Textauszug:

################

Merz Xiaoping und der himmlische Frieden
Wir haben Friedrich Merz unterschätzt. Punkt. Und weil manche das nicht auseinanderhalten können: Nein, das heißt nicht, daß er „eigentlich unser Mann ist“. Merz will CDU und BRD retten. Nach den Steinen tastend den Fluß überqueren.
(Bild: Grok)
Deng Xiaoping war ein Kommunist. Das ist das Wichtigste, was man erst einmal über den Mann wissen muß, der China im Endeffekt aus dem Kommunismus herausgeführt hat. Als Student in Paris schloß er sich der kommunistischen Partei an, studierte dann in Moskau und diente im chinesisch-japanischen Krieg, wie im Bürgerkrieg als Politkommissar. Deng war ein Veteran des langen Marsches.
Als Chruschtschow die Entstalinisierung der Sowjetunion einleitete, sah Deng dies auch als Angriff auf das chinesische Modell und als Teil einer chinesischen Delegation in Moskau 1956 empfahl er Chruschtschow während des Ungarnaufstandes rigoroses Durchgreifen. Man könne Budapest nicht dem Feind überlassen. Ende der Fünfziger leitete Deng die Kampagne gegen die Rechtsabweichler und ließ Hunderttausende in Umerziehungslager stecken.
An der Umsetzung des großen Sprungs nach vorn, war Deng ausführend beteiligt. Es waren die praktischen Folgen dieser katastrophalen Politik des großen Sprungs, die Deng zum Kritiker Maos machten. Zunächst in zweiter Reihe hinter Präsident Lui Shaoqi, das Amt des Präsidenten stand, wie in der Sowjetunion, an Macht deutlich hinter dem des Parteivorsitzenden zurück.

################

Aufgaben:
1. Wo schloss sich Deng laut dem Textauszug der kommunistischen Partei an?
2. Gib aus dem Textauszug die Stelle wörtlich wieder, die mit „(Bild: Grok)“ beginnt und bis „in Umerziehungslager stecken.“ reicht.
Stütze dich dabei allein auf den Textauszug.

Datenzeilen:

################

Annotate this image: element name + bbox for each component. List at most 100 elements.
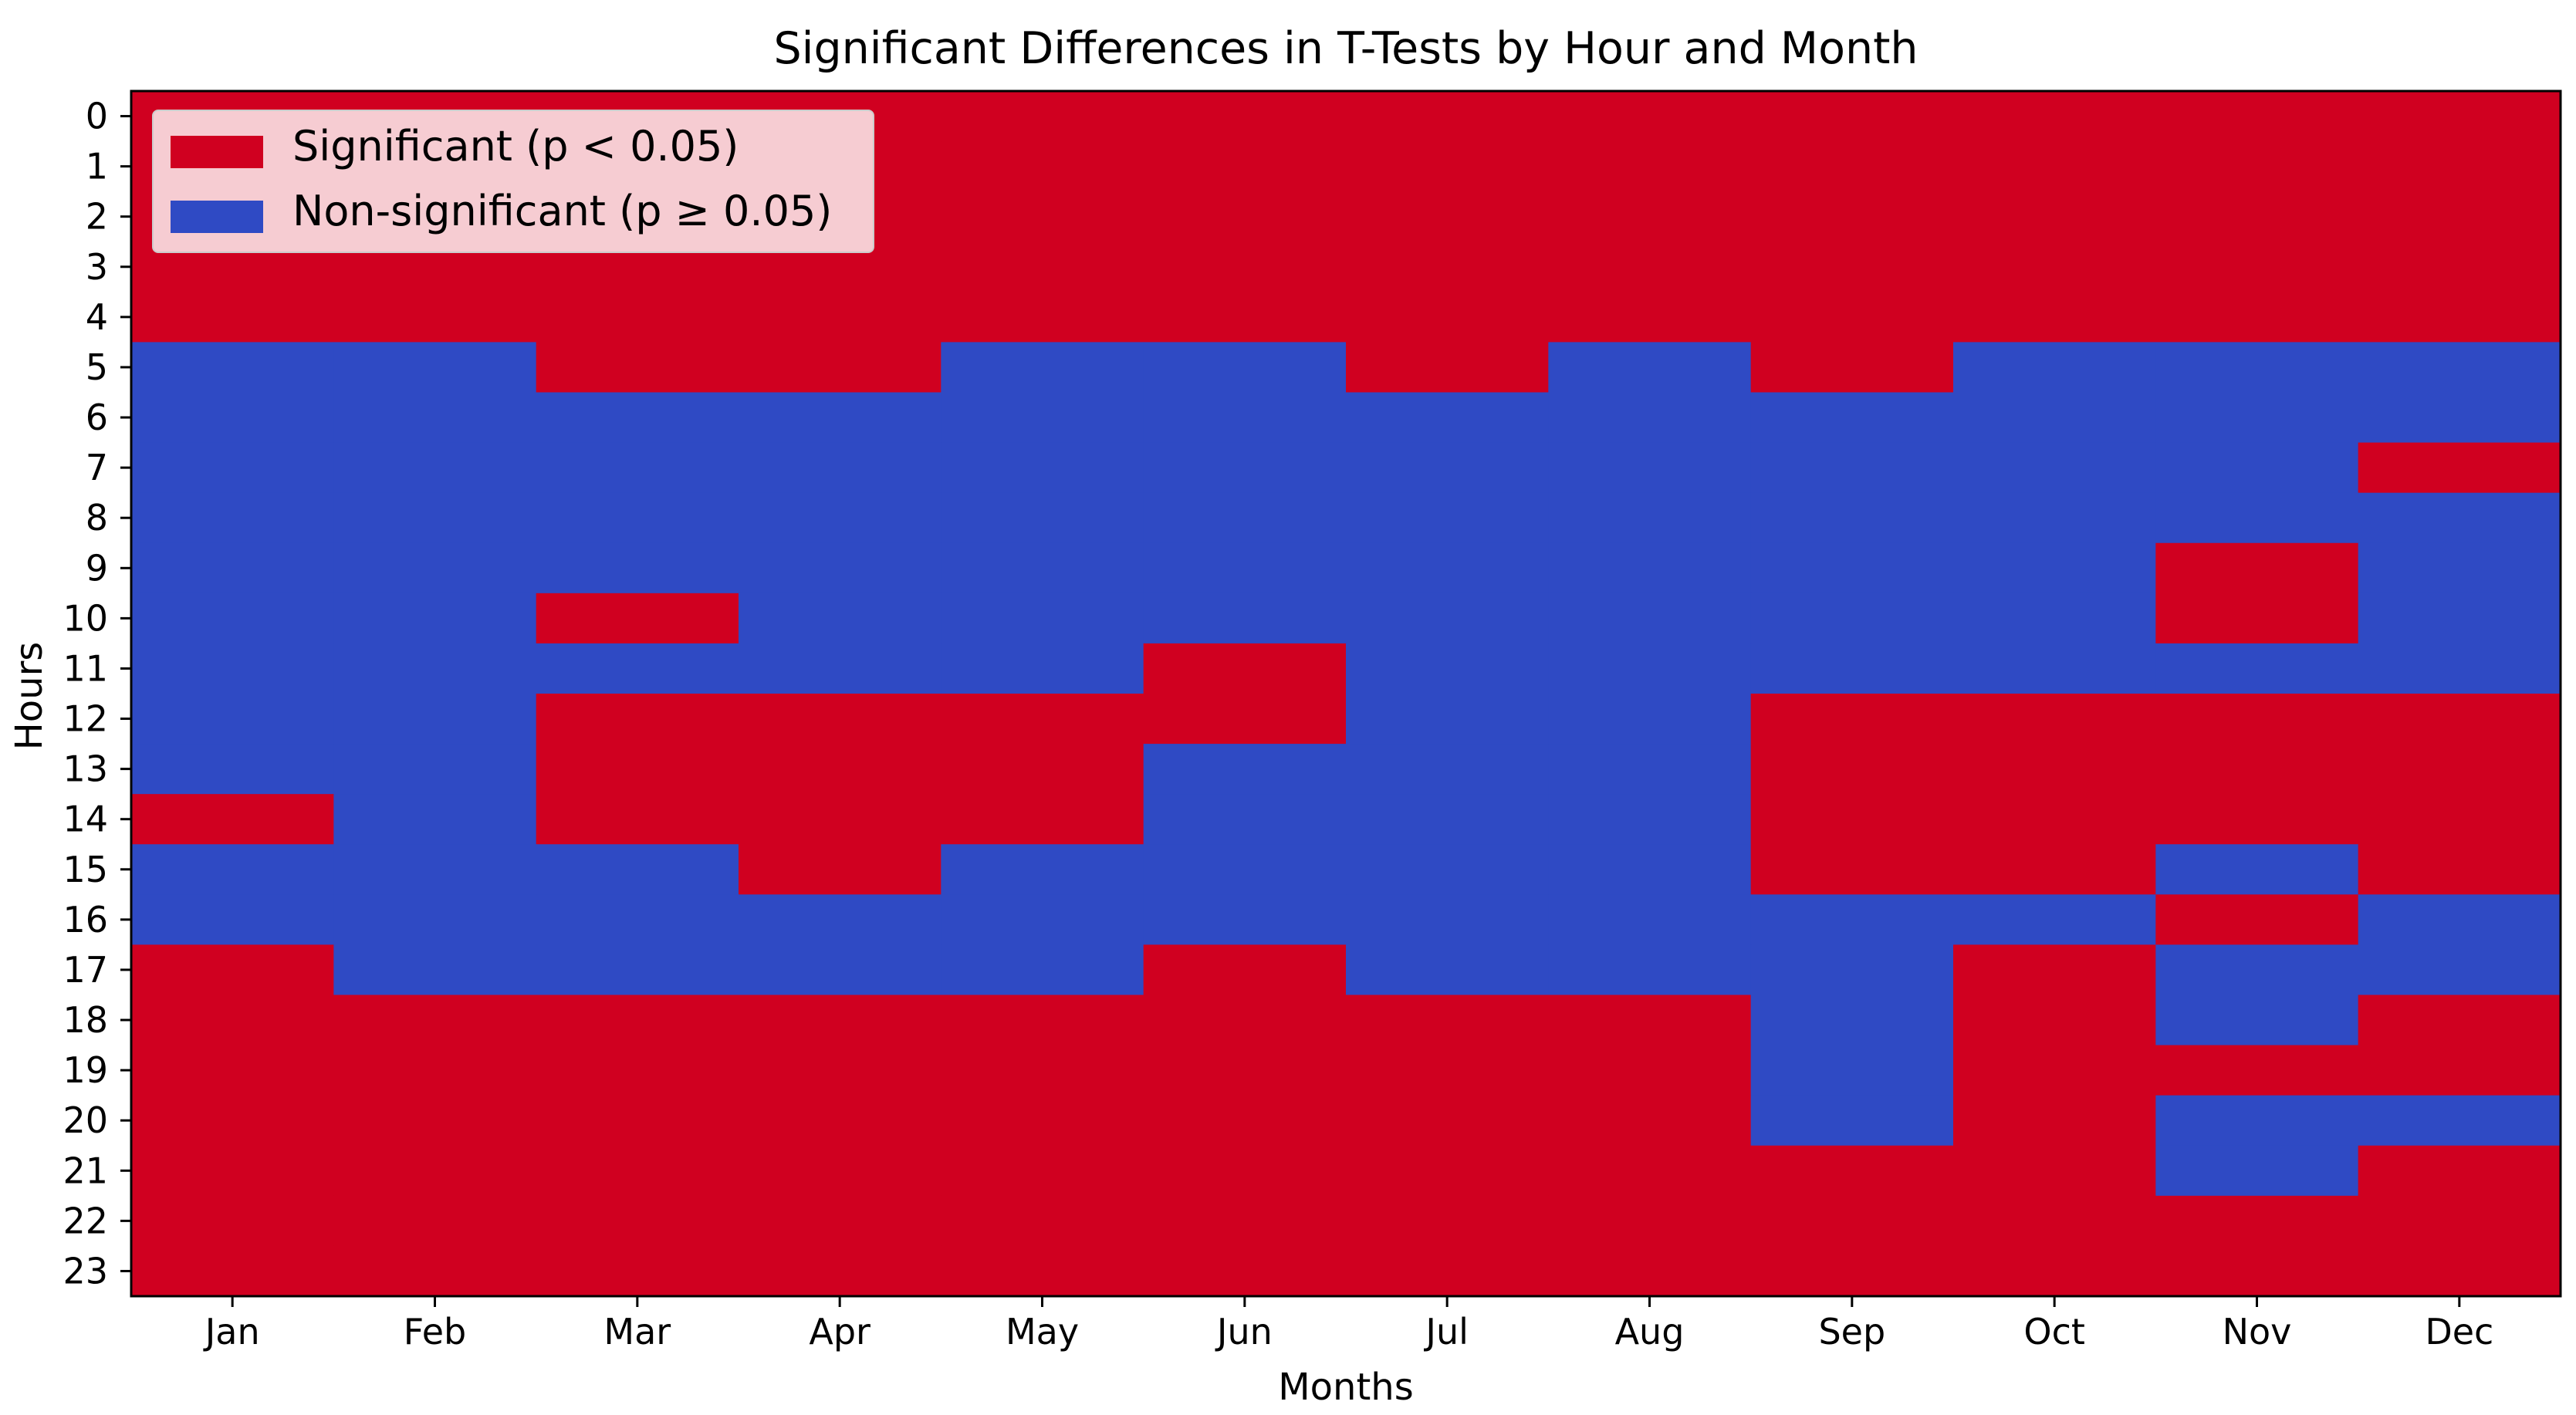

################

Lösungen:
1. In Paris, als Student.

2.
(Bild: Grok)
Deng Xiaoping war ein Kommunist. Das ist das Wichtigste, was man erst einmal über den Mann wissen muß, der China im Endeffekt aus dem Kommunismus herausgeführt hat. Als Student in Paris schloß er sich der kommunistischen Partei an, studierte dann in Moskau und diente im chinesisch-japanischen Krieg, wie im Bürgerkrieg als Politkommissar. Deng war ein Veteran des langen Marsches.
Als Chruschtschow die Entstalinisierung der Sowjetunion einleitete, sah Deng dies auch als Angriff auf das chinesische Modell und als Teil einer chinesischen Delegation in Moskau 1956 empfahl er Chruschtschow während des Ungarnaufstandes rigoroses Durchgreifen. Man könne Budapest nicht dem Feind überlassen. Ende der Fünfziger leitete Deng die Kampagne gegen die Rechtsabweichler und ließ Hunderttausende in Umerziehungslager stecken.